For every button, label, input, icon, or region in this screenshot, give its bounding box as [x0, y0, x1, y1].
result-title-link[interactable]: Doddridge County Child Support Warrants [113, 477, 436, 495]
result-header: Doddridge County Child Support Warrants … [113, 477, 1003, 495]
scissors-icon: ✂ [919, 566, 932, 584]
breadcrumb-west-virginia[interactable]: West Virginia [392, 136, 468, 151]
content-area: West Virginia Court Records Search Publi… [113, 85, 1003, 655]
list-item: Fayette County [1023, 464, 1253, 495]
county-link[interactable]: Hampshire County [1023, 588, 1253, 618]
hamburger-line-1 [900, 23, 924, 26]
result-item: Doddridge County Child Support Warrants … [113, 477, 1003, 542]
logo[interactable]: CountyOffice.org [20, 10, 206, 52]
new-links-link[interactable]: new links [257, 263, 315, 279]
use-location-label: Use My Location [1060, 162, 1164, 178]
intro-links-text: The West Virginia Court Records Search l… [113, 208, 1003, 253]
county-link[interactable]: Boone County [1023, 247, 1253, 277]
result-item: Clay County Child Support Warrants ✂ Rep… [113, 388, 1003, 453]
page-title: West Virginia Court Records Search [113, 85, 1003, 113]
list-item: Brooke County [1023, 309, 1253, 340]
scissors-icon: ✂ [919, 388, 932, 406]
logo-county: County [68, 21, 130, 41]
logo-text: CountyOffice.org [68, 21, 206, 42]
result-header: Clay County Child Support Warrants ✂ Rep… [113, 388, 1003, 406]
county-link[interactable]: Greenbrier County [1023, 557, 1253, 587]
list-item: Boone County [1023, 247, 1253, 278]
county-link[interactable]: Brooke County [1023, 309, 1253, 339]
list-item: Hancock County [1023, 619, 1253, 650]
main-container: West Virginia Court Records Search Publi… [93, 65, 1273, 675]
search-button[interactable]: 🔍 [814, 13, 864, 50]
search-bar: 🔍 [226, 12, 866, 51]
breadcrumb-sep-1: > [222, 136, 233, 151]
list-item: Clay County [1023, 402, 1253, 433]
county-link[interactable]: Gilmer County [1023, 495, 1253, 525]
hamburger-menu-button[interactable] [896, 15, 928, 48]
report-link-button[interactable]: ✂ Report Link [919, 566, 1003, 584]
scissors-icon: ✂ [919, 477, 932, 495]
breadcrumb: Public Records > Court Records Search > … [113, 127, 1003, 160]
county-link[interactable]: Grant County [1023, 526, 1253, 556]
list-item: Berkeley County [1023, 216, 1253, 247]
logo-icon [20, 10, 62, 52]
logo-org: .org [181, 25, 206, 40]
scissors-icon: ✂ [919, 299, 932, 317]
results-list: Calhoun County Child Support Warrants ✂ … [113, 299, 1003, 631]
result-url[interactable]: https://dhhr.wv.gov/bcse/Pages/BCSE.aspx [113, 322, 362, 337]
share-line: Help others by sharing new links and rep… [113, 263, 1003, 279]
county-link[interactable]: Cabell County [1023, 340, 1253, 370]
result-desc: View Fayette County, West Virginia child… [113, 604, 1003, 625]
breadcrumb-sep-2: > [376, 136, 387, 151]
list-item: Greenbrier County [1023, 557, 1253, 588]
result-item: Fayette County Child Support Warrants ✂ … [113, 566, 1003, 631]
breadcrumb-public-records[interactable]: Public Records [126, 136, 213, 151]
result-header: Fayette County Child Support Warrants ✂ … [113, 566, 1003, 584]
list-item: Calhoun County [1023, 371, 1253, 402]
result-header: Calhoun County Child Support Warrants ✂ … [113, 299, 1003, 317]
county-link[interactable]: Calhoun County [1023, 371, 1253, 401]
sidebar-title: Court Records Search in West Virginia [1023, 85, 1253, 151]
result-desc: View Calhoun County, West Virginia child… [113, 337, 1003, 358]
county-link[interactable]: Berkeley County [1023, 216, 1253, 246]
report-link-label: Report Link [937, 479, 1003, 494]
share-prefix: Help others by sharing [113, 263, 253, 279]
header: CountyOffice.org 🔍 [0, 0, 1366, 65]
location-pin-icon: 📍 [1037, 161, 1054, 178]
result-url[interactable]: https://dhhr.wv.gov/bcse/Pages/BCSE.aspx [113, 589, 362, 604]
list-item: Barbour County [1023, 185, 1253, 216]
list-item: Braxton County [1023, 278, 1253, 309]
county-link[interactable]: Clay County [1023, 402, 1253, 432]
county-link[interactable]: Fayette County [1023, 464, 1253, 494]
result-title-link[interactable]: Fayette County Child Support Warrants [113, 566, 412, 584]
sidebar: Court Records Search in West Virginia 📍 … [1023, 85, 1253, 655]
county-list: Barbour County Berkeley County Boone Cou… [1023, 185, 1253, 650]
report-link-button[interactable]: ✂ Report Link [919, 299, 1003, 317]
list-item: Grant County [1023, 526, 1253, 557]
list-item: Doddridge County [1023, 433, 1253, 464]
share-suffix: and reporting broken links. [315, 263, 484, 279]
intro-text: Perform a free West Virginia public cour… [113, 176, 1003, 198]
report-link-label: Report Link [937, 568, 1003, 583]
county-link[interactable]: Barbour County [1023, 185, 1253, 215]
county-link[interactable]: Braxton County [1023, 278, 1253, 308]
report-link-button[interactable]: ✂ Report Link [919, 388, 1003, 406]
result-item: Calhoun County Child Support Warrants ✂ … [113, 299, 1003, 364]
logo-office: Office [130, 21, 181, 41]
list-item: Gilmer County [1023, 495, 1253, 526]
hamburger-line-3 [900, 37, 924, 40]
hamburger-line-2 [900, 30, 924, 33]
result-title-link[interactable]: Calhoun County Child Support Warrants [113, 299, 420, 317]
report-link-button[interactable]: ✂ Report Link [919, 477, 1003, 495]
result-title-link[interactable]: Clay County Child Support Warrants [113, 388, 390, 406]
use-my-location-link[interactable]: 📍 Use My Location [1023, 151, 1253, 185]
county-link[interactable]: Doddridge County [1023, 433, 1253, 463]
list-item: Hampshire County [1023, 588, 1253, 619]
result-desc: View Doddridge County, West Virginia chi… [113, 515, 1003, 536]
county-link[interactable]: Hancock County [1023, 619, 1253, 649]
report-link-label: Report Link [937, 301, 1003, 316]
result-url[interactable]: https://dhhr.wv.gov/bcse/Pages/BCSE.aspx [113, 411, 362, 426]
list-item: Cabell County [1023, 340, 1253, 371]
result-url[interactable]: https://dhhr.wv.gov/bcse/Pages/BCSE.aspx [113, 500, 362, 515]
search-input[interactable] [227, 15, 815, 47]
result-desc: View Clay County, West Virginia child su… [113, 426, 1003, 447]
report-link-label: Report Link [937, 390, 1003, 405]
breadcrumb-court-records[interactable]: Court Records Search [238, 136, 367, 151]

•••

» **TASK TO COMPLETE**
Copy the rows above word for word, starting at the first row and ending at the row that contains "logo-text: CountyOffice.org [68, 21, 206, 42]".

» **REPLY**
For every button, label, input, icon, or region in this screenshot, give its bounding box as [x0, y0, x1, y1].
result-title-link[interactable]: Doddridge County Child Support Warrants [113, 477, 436, 495]
result-header: Doddridge County Child Support Warrants … [113, 477, 1003, 495]
scissors-icon: ✂ [919, 566, 932, 584]
breadcrumb-west-virginia[interactable]: West Virginia [392, 136, 468, 151]
content-area: West Virginia Court Records Search Publi… [113, 85, 1003, 655]
list-item: Fayette County [1023, 464, 1253, 495]
county-link[interactable]: Hampshire County [1023, 588, 1253, 618]
hamburger-line-1 [900, 23, 924, 26]
result-item: Doddridge County Child Support Warrants … [113, 477, 1003, 542]
logo[interactable]: CountyOffice.org [20, 10, 206, 52]
new-links-link[interactable]: new links [257, 263, 315, 279]
use-location-label: Use My Location [1060, 162, 1164, 178]
intro-links-text: The West Virginia Court Records Search l… [113, 208, 1003, 253]
county-link[interactable]: Boone County [1023, 247, 1253, 277]
result-item: Clay County Child Support Warrants ✂ Rep… [113, 388, 1003, 453]
page-title: West Virginia Court Records Search [113, 85, 1003, 113]
list-item: Brooke County [1023, 309, 1253, 340]
scissors-icon: ✂ [919, 388, 932, 406]
logo-county: County [68, 21, 130, 41]
logo-text: CountyOffice.org [68, 21, 206, 42]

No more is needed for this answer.